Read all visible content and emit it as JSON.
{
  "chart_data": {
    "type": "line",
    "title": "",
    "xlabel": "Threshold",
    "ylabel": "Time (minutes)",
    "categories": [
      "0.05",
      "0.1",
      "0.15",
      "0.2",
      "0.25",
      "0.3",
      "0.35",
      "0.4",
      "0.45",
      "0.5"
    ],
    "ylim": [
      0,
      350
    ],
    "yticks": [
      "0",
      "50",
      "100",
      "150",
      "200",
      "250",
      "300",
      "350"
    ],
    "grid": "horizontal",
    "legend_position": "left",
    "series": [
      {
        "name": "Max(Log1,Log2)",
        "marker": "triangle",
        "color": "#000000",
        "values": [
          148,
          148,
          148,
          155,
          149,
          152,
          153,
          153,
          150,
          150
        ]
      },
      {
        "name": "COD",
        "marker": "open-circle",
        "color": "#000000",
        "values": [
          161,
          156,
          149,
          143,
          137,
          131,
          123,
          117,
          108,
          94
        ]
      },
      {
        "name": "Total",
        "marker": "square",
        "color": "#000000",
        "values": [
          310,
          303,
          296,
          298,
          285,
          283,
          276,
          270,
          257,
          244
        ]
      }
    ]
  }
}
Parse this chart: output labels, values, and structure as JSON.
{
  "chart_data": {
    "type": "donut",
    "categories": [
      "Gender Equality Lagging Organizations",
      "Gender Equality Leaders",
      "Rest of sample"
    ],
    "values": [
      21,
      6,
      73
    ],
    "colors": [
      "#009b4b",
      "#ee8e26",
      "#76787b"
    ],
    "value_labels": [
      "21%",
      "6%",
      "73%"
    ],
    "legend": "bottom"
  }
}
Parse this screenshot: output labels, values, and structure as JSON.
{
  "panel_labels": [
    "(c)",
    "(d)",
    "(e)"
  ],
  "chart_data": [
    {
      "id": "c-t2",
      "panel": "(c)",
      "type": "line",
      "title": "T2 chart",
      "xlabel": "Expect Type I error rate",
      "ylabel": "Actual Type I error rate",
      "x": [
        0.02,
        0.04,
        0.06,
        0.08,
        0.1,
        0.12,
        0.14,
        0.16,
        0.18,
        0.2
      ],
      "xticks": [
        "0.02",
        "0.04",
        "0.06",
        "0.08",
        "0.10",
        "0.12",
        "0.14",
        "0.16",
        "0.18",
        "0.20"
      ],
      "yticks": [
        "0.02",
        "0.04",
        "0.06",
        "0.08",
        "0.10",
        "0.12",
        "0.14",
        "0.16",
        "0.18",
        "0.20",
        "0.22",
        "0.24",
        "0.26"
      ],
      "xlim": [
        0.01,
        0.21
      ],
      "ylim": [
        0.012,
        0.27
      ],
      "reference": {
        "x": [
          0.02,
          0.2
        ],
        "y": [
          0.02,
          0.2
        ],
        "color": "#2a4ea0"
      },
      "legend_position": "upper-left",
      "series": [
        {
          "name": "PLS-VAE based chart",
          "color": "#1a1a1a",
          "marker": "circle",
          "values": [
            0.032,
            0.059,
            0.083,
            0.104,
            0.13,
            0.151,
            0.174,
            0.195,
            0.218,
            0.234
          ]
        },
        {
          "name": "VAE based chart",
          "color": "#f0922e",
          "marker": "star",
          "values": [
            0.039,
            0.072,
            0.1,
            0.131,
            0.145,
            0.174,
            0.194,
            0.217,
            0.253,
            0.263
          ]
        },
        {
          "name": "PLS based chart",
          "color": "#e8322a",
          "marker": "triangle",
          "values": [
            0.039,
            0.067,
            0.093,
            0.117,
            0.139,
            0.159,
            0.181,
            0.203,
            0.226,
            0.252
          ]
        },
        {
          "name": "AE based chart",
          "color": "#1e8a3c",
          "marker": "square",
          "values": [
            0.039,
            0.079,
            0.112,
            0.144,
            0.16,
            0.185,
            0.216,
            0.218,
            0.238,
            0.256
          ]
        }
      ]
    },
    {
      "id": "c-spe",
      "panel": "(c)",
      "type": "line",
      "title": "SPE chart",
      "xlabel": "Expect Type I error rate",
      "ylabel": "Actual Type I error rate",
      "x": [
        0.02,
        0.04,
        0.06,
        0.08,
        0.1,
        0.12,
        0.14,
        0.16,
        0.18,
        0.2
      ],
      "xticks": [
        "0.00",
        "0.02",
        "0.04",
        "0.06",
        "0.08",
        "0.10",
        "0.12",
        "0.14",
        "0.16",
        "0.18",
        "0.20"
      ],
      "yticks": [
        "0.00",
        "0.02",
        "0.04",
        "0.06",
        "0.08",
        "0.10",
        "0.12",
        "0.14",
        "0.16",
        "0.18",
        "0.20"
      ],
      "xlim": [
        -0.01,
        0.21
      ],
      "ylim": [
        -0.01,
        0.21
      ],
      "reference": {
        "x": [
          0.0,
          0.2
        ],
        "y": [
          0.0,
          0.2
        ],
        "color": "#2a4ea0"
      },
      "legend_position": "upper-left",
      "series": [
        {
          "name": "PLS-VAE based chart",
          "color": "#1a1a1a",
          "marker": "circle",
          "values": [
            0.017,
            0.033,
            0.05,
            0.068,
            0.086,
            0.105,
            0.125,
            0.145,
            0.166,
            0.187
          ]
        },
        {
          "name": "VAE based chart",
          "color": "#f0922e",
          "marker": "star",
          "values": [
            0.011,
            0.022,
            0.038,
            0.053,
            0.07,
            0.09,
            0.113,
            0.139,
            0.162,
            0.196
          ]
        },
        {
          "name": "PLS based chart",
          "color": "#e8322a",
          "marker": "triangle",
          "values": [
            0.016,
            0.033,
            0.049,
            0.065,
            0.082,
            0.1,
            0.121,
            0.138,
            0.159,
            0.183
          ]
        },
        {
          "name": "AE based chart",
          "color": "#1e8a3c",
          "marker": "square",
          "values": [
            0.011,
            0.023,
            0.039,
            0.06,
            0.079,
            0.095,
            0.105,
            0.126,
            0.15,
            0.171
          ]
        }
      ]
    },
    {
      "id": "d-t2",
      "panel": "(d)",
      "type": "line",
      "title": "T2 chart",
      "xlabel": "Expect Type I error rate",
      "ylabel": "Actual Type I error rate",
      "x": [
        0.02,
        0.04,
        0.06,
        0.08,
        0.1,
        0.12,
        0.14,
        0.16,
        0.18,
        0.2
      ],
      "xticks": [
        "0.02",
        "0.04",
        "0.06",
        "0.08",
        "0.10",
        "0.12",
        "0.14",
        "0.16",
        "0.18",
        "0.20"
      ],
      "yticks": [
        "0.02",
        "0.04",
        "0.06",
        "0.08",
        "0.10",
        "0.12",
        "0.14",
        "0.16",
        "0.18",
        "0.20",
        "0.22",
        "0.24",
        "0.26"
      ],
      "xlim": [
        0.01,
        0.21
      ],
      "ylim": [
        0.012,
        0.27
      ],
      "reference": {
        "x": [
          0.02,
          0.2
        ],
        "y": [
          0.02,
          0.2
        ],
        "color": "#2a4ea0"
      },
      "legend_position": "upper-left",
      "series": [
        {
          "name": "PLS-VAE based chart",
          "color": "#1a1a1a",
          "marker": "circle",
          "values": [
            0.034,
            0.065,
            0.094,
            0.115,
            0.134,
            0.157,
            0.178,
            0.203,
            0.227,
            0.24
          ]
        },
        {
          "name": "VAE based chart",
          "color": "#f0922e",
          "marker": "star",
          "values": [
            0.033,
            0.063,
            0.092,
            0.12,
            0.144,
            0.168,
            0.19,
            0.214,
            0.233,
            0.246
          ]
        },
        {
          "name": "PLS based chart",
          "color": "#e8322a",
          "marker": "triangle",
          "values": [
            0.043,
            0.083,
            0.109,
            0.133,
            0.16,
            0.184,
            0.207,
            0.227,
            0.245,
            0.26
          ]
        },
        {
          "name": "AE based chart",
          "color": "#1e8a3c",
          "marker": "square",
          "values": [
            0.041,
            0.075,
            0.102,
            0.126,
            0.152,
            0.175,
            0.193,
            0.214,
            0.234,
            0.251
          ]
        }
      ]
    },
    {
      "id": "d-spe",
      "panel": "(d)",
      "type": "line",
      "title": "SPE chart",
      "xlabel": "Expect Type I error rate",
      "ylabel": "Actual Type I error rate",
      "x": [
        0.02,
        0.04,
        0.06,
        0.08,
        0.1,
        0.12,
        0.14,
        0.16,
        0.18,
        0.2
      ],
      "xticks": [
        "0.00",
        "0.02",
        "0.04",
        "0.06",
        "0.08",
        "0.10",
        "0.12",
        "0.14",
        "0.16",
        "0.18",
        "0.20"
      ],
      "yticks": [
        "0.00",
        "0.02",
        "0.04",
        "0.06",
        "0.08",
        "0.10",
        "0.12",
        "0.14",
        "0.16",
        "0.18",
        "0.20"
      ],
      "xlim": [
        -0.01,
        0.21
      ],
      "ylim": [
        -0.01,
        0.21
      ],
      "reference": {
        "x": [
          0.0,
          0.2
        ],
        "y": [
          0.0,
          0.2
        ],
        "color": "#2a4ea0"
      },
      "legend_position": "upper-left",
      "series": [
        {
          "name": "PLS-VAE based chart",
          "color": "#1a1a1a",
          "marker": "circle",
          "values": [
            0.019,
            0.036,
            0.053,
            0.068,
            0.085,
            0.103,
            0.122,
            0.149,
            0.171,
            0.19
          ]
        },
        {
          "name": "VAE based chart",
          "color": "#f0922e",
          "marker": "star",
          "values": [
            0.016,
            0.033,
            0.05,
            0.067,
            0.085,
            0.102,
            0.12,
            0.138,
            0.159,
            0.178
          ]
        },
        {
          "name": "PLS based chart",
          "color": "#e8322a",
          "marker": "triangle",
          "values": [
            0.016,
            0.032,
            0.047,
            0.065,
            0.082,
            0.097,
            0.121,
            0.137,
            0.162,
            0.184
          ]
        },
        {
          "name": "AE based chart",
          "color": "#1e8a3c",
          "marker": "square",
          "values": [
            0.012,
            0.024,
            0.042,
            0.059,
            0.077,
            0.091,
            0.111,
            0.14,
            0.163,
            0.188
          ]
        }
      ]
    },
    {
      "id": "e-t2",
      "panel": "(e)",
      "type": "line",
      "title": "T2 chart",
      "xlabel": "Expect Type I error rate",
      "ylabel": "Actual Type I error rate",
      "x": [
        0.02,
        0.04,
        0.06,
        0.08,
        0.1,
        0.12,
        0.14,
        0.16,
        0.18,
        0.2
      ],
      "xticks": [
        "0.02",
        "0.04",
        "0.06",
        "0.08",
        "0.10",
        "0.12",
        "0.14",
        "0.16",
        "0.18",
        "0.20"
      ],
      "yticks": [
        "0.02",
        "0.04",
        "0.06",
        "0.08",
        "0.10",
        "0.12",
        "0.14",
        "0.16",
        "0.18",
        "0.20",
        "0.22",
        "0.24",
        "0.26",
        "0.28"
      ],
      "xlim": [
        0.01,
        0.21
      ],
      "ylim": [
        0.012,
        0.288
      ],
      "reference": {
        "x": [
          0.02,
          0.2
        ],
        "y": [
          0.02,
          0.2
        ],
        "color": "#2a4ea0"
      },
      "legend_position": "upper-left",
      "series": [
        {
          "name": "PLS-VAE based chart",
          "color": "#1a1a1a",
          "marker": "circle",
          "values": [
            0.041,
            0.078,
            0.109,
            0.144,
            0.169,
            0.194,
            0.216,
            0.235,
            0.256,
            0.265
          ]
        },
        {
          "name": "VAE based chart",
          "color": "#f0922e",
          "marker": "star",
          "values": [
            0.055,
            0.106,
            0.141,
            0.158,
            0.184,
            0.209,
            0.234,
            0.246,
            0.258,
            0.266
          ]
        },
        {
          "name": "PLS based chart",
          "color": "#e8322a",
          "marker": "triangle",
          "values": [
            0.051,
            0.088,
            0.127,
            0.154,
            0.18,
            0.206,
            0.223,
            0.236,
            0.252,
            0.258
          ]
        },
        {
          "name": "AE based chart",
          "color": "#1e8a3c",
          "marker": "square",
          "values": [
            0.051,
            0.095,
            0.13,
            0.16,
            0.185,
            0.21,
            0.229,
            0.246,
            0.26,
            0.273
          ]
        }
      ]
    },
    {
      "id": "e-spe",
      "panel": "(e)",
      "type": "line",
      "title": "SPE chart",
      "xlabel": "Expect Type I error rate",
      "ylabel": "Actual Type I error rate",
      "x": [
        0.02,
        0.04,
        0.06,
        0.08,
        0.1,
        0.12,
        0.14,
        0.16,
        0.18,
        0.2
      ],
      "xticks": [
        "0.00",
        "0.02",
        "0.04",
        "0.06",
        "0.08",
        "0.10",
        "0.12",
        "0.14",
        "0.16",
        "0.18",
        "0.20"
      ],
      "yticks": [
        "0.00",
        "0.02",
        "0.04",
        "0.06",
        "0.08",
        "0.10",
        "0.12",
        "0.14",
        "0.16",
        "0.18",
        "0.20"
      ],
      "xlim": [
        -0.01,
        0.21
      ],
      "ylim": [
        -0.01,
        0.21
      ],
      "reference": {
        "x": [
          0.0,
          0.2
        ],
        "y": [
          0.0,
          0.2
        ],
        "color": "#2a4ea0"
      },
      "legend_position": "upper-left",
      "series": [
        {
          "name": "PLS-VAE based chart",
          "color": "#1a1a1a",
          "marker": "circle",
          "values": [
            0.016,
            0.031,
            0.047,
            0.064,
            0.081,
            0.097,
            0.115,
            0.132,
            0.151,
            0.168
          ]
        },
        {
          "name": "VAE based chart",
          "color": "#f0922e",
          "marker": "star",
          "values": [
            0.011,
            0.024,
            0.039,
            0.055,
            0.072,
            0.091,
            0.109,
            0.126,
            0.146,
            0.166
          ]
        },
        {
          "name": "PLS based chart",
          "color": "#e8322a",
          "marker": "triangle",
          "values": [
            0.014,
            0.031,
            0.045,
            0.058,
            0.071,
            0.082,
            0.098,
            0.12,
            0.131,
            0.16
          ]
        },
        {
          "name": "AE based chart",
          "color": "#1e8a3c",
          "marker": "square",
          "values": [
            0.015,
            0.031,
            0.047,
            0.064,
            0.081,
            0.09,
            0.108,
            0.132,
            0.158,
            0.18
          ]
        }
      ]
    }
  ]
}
::::::
Gather each line in these records that contains the string "structure".

Parse this chart: output labels, values, and structure as JSON.
Parse this screenshot: output labels, values, and structure as JSON.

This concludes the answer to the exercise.